#### EXTRAIT
« Que les yeux pour pleurer… » Les entreprises souvent démunies face aux cyberattaques

Hôpital de Corbeil-Essonnes, institut national polytechnique de Toulouse, ou même le géant Uber. Pas une semaine ne se passe sans que plusieurs affaires de cyberattaques de grande ampleur ne fassent la une de l’actualité. Mais ce phénomène serait en fait encore plus répandu qu’on ne l’imagine. « Une entreprise sur deux a été la cible d’une attaque en 2020, indique la gendarmerie, qui organisait mercredi à Nantes une table ronde à destination du monde économique. Cela peut toucher tout le monde, de la grosse structure à la petite PME. Il faut libérer la parole, ne pas laisser cette question comme un tabou. »

A la tête de la petite entreprise Plasti pêche, Marie-Agnès Mandin raconte « la honte » que peuvent ressentir certains chefs d’entreprise qui n’ont pourtant « pas une seconde flairé l’arnaque ». Il faut dire que la facture reçue en début d’année par cette dirigeante vendéenne, qui pensait acheter un conteneur d’occasion, semblait parfaitement authentique ! « Après avoir repéré l’annonce sur Le Bon coin, nous avons eu des échanges de mails avec cette entreprise, qui nous a demandé de payer en avance, une pratique classique, raconte-t-elle. Après avoir fait le virement de 1.700 euros sur le RIB fourni, nous n’avons plus eu de nouvelles. Nous n’avions plus que les yeux pour pleurer ! » En appelant le siège de la société, Marie-Agnès Mandin comprend que les pirates avaient en fait usurpé l’identité de l’entreprise… qui ne vend par ailleurs que du matériel neuf. Vexée de s’être fait avoir mais aujourd’hui « beaucoup plus vigilante », la dirigeante confie ne pas avoir porté plainte, « ne pouvant s’en prendre qu’à elle-même ».
########
#### DONNÉES EXTRAITES
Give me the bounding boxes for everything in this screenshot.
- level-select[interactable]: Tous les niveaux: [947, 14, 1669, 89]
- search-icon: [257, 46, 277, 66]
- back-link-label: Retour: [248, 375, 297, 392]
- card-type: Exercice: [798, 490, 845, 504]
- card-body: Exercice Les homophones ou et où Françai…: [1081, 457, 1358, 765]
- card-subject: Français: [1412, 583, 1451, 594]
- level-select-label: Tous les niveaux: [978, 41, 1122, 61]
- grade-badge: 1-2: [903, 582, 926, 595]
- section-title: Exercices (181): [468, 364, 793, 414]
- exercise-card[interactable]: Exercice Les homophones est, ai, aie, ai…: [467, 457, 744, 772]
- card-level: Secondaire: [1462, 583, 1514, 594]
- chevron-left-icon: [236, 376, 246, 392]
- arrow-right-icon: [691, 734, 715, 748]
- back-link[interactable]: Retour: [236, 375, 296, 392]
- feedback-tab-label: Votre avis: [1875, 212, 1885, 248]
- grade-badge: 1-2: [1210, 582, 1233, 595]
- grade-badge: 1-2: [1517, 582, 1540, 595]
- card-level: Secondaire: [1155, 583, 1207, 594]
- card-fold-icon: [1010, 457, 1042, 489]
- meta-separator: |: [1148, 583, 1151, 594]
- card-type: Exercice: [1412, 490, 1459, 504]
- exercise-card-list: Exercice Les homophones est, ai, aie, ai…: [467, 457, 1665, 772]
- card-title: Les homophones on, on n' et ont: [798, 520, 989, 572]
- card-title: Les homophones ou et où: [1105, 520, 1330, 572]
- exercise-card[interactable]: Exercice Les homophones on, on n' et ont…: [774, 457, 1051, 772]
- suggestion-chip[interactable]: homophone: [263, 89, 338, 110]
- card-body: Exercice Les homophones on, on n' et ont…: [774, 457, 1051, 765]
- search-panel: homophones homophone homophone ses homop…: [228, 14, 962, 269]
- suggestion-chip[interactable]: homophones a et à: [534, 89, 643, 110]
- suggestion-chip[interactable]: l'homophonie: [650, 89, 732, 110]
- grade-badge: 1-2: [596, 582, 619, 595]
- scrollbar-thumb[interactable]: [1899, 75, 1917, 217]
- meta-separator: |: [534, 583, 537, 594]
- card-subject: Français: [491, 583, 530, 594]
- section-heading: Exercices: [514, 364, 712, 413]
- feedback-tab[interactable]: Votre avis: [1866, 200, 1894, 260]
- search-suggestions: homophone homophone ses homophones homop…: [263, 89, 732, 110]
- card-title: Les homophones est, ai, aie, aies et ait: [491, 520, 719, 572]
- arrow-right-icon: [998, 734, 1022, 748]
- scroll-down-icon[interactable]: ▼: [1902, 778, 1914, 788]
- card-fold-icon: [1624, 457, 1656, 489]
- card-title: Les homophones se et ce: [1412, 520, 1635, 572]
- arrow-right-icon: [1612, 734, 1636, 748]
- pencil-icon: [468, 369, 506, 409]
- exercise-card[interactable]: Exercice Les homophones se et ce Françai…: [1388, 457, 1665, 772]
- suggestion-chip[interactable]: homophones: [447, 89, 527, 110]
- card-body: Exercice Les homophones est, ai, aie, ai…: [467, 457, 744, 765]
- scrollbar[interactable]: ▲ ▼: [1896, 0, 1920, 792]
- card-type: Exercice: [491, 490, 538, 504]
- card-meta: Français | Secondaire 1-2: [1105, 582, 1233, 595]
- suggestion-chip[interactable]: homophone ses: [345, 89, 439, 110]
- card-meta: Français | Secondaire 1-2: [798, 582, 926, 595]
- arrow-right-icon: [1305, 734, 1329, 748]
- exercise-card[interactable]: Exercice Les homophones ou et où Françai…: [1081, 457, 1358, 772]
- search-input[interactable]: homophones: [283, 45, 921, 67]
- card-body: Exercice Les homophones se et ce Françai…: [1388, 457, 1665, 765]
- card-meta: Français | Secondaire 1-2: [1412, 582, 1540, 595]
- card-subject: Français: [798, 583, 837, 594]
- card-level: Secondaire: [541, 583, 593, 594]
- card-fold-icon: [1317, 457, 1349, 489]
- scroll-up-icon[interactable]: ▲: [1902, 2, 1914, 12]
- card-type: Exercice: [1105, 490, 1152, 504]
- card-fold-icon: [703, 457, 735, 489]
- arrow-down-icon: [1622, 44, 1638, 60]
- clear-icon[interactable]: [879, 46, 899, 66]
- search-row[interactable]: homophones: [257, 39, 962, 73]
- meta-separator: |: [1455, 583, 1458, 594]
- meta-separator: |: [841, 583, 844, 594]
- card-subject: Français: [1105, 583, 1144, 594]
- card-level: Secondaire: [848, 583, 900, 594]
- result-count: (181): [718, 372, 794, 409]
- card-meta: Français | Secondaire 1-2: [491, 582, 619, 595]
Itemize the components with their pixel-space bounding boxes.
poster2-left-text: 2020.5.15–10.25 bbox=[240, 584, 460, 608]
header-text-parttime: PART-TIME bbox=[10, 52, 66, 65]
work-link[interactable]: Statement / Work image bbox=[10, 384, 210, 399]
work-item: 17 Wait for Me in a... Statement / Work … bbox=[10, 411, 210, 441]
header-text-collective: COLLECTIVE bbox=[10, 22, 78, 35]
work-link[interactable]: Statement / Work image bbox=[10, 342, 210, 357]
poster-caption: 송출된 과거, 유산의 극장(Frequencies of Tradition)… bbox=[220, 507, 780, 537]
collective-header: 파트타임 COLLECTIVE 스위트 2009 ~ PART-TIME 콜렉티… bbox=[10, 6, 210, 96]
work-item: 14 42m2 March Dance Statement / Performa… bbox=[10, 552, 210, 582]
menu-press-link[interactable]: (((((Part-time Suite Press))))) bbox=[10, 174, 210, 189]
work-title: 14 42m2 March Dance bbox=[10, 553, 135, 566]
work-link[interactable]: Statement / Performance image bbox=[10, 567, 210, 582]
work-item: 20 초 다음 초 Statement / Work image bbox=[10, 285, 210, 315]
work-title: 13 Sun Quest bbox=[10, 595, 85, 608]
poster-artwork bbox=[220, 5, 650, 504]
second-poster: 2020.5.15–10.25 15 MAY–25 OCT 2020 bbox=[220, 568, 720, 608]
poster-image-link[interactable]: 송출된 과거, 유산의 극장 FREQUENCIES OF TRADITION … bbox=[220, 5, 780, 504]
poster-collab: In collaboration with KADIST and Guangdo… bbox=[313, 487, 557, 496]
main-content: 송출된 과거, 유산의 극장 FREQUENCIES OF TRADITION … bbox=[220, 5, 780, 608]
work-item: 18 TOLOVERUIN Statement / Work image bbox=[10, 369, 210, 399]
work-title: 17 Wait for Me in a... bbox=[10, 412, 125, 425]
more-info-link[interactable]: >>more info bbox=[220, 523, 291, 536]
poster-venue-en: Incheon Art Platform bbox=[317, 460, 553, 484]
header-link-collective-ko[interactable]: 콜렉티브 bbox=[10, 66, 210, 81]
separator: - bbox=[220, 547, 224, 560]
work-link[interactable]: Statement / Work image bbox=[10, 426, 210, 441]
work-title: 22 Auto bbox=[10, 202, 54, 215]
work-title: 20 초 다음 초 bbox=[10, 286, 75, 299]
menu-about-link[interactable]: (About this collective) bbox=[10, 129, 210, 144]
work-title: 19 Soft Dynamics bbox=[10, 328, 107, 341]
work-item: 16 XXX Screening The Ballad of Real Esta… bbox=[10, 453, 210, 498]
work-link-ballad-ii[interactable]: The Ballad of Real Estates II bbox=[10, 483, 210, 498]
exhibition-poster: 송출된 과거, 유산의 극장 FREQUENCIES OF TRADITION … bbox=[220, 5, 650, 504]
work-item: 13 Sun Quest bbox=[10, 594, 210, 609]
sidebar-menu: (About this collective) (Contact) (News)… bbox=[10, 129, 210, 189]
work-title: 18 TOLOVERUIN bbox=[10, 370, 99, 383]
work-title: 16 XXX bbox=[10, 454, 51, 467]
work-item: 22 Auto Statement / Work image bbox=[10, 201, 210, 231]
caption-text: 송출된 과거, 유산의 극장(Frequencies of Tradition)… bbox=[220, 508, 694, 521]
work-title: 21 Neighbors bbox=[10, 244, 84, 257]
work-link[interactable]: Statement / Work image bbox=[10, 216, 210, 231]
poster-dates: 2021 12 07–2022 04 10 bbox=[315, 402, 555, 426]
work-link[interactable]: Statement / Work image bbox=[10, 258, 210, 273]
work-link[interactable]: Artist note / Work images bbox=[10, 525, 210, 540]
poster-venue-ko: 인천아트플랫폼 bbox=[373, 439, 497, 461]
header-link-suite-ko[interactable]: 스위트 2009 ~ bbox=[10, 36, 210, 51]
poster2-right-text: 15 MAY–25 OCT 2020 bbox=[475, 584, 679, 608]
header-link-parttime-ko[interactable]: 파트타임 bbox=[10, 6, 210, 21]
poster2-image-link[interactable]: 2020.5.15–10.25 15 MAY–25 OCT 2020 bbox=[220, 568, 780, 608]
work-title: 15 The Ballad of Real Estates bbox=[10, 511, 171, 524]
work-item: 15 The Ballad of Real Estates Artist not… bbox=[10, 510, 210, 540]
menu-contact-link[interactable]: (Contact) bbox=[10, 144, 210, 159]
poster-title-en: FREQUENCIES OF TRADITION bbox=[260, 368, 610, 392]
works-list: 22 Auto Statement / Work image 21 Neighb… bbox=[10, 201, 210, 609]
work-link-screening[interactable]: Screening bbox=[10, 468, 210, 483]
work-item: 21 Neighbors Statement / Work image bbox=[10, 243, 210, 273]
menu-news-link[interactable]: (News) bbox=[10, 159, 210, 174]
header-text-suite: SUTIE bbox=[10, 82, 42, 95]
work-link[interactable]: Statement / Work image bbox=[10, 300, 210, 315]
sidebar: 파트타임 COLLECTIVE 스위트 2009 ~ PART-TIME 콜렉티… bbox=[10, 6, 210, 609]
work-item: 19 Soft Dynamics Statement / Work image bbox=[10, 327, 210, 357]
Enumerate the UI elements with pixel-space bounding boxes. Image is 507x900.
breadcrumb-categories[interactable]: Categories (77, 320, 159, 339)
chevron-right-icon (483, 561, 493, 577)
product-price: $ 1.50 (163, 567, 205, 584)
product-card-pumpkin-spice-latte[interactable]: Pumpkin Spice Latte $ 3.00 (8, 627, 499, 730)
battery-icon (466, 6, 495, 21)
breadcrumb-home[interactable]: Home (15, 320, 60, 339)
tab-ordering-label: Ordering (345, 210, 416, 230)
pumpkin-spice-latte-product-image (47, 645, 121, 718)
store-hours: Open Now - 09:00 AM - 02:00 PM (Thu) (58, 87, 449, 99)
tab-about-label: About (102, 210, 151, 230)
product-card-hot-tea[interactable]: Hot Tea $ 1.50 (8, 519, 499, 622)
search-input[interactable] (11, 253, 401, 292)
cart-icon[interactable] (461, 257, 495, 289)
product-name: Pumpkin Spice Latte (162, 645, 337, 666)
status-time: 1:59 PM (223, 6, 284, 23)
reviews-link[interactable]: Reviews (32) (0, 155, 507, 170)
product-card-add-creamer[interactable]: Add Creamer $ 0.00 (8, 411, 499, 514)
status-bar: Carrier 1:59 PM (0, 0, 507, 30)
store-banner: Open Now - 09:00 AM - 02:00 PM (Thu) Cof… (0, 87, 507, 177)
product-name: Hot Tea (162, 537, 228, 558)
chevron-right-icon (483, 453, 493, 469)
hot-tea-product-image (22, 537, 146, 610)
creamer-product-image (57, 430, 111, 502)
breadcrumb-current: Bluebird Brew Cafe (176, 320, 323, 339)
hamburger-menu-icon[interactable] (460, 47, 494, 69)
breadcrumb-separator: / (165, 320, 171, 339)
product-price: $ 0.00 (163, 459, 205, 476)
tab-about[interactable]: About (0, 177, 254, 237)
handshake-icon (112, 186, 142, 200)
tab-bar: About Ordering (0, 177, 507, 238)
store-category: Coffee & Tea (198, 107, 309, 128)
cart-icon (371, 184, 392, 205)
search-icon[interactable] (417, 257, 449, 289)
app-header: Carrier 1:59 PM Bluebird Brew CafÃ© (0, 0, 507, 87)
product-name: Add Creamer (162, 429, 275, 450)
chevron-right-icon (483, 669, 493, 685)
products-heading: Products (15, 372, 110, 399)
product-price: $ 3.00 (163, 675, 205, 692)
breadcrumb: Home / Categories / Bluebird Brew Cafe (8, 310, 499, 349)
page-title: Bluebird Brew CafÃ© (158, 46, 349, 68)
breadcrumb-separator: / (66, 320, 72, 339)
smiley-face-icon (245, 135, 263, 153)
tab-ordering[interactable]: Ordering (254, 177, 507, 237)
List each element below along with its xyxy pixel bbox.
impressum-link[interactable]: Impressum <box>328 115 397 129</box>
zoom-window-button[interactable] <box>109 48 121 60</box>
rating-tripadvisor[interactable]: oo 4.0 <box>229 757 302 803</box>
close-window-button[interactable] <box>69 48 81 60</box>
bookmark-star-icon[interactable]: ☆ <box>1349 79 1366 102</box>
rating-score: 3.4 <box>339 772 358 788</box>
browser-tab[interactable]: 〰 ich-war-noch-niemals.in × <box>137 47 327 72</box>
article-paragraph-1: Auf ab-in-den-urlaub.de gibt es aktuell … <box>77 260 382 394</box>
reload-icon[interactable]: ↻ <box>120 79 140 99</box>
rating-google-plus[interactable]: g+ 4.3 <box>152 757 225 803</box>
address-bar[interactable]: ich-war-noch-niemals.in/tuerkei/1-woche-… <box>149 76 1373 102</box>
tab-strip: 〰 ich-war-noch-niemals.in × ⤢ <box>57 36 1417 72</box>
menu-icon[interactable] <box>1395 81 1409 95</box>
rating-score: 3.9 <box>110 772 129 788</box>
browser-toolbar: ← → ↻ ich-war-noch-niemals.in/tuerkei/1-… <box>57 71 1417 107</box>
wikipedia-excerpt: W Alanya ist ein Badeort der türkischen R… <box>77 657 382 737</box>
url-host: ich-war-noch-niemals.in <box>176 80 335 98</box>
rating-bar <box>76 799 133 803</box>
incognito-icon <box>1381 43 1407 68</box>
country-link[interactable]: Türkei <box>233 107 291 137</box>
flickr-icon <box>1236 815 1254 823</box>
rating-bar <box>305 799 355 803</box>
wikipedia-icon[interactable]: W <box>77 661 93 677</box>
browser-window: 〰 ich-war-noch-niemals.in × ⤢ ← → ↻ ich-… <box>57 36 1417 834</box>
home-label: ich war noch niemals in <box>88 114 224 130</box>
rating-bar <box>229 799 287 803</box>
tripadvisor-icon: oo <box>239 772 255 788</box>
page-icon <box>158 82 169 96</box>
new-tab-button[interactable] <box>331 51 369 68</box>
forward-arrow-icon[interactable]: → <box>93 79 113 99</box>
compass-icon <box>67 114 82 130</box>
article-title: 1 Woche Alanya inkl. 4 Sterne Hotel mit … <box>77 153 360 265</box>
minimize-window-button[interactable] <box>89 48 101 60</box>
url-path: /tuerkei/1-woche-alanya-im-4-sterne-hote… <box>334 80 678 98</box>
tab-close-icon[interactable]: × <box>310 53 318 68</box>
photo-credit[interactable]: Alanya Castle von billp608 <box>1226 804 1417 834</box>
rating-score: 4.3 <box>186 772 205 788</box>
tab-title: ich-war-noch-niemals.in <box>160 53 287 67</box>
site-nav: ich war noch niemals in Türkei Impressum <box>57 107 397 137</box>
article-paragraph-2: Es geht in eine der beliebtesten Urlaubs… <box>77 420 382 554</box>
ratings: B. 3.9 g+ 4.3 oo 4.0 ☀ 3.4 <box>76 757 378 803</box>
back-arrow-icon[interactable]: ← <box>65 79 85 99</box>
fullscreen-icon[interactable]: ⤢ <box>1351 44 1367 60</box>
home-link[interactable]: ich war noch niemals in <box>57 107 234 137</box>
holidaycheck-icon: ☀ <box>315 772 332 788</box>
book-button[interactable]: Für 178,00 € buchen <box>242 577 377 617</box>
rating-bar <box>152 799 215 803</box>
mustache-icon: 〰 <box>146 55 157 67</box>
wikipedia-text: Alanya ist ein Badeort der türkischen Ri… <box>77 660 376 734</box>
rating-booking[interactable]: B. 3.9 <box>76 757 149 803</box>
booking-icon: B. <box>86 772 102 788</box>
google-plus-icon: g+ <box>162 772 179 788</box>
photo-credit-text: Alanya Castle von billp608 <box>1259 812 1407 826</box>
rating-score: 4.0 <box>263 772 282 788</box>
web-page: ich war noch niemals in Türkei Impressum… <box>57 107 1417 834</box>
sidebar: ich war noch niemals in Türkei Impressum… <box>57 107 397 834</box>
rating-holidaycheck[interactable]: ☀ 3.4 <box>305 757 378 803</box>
########
_OBJECTIFS_.
• A. Énumérez les cibles de cyberattaques que l'extrait nomme dans sa toute première phrase.
• B. Recopiez tels quels les enregistrements, depuis leur première ligne jusqu'à la ligne contenant « - section-title: Exercices », celle-ci comprise.

_LISTE DES RÉPONSES_.
• A.
- Hôpital de Corbeil-Essonnes
- institut national polytechnique de Toulouse
- Uber

• B.
Give me the bounding boxes for everything in this screenshot.
- level-select[interactable]: Tous les niveaux: [947, 14, 1669, 89]
- search-icon: [257, 46, 277, 66]
- back-link-label: Retour: [248, 375, 297, 392]
- card-type: Exercice: [798, 490, 845, 504]
- card-body: Exercice Les homophones ou et où Françai…: [1081, 457, 1358, 765]
- card-subject: Français: [1412, 583, 1451, 594]
- level-select-label: Tous les niveaux: [978, 41, 1122, 61]
- grade-badge: 1-2: [903, 582, 926, 595]
- section-title: Exercices (181): [468, 364, 793, 414]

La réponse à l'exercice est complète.